* [Excerpted text]
◇ ◇ ◇ ◇

Different embeddings for exact same text

Recently I noticed that “text-embedding-ada-002” model gives different embedding vectors for the exact same input every time I hit the endpoint.

I was planning to use this model in some similarity and classification use cases which will allow me to compare any new incoming data with certain clusters or examples from data that were captured weeks or months ago.

Is “text-embedding-ada-002” reliable enough to be used for such use cases? Is there a way I can make the embeddings more deterministic?

Hi,

The differences are all in the noise floor, they make no appreciable difference to the semantic meaning that gets encoded.

There is an undocumented API parameter you can try to make the embeddings exactly the same, more over here:

However, oddly enough, recently we had a “bad embedding day” on Sept. 25. If your data was embedded on that day, it is recommended you either re-embed or discard that data.

2 Likes

Ahh, Interesting, must of missed that, cheers!

1 Like

Thank you for sharing this. This other post also has users reporting different embeddings even after using “encoder_format = float”. So I guess there is no solution for this at this time ?

There is a solution to the problem, I believe it’s mentioned in the thread.

◇ ◇ ◇ ◇

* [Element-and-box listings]
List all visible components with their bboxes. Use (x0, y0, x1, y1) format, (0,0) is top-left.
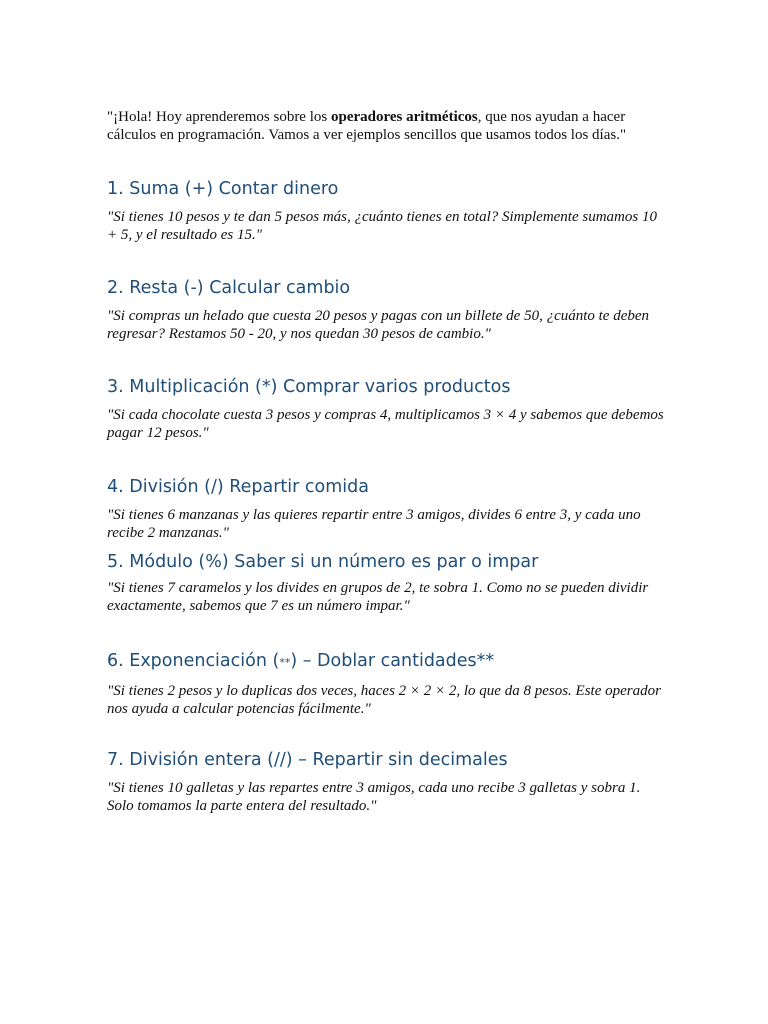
intro-text-start: "¡Hola! Hoy aprenderemos sobre los (107, 109, 331, 125)
section-heading: 4. División (/) Repartir comida (107, 477, 369, 497)
section-quote: "Si tienes 6 manzanas y las quieres repartir entre 3 amigos, divides 6 entre 3, y cada uno recibe 2 manzanas." (107, 507, 641, 541)
section-suma (107, 178, 667, 244)
section-quote: "Si tienes 10 pesos y te dan 5 pesos más, ¿cuánto tienes en total? Simplemente sumamos 10 + 5, y el resultado es 15." (107, 209, 657, 243)
section-division-entera (107, 749, 667, 815)
intro-paragraph (107, 108, 667, 144)
heading-text-end: ) – Doblar cantidades** (290, 651, 495, 671)
section-heading: 3. Multiplicación (*) Comprar varios productos (107, 377, 511, 397)
section-quote: "Si tienes 10 galletas y las repartes entre 3 amigos, cada uno recibe 3 galletas y sobra 1. Solo tomamos la parte entera del resultado." (107, 780, 641, 814)
intro-bold-term: operadores aritméticos (330, 109, 478, 125)
section-quote: "Si compras un helado que cuesta 20 pesos y pagas con un billete de 50, ¿cuánto te deben regresar? Restamos 50 - 20, y nos quedan 30 pesos de cambio." (107, 308, 650, 342)
section-heading: 7. División entera (//) – Repartir sin decimales (107, 750, 508, 770)
heading-operator: ** (279, 656, 291, 669)
section-heading: 5. Módulo (%) Saber si un número es par o impar (107, 552, 539, 572)
section-resta (107, 277, 667, 343)
heading-text-start: 6. Exponenciación ( (107, 651, 280, 671)
section-multiplicacion (107, 376, 667, 442)
section-heading: 1. Suma (+) Contar dinero (107, 179, 339, 199)
section-division (107, 476, 667, 542)
section-quote: "Si cada chocolate cuesta 3 pesos y compras 4, multiplicamos 3 × 4 y sabemos que debemos pagar 12 pesos." (107, 407, 664, 441)
section-heading (107, 650, 667, 674)
section-quote: "Si tienes 2 pesos y lo duplicas dos veces, haces 2 × 2 × 2, lo que da 8 pesos. Este operador nos ayuda a calcular potencias fácilmente." (107, 683, 661, 717)
section-exponenciacion (107, 650, 667, 718)
section-heading: 2. Resta (-) Calcular cambio (107, 278, 351, 298)
intro-text-end: , que nos ayudan a hacer cálculos en programación. Vamos a ver ejemplos sencillos que usamos todos los días." (107, 109, 627, 143)
section-modulo (107, 551, 667, 615)
section-quote: "Si tienes 7 caramelos y los divides en grupos de 2, te sobra 1. Como no se pueden dividir exactamente, sabemos que 7 es un número impar." (107, 580, 649, 614)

◇ ◇ ◇ ◇

Please list each distinct phrase that the forum thread on differing embeddings above sets in quotation marks, giving each one only once.

- text-embedding-ada-002
- bad embedding day
- encoder_format = float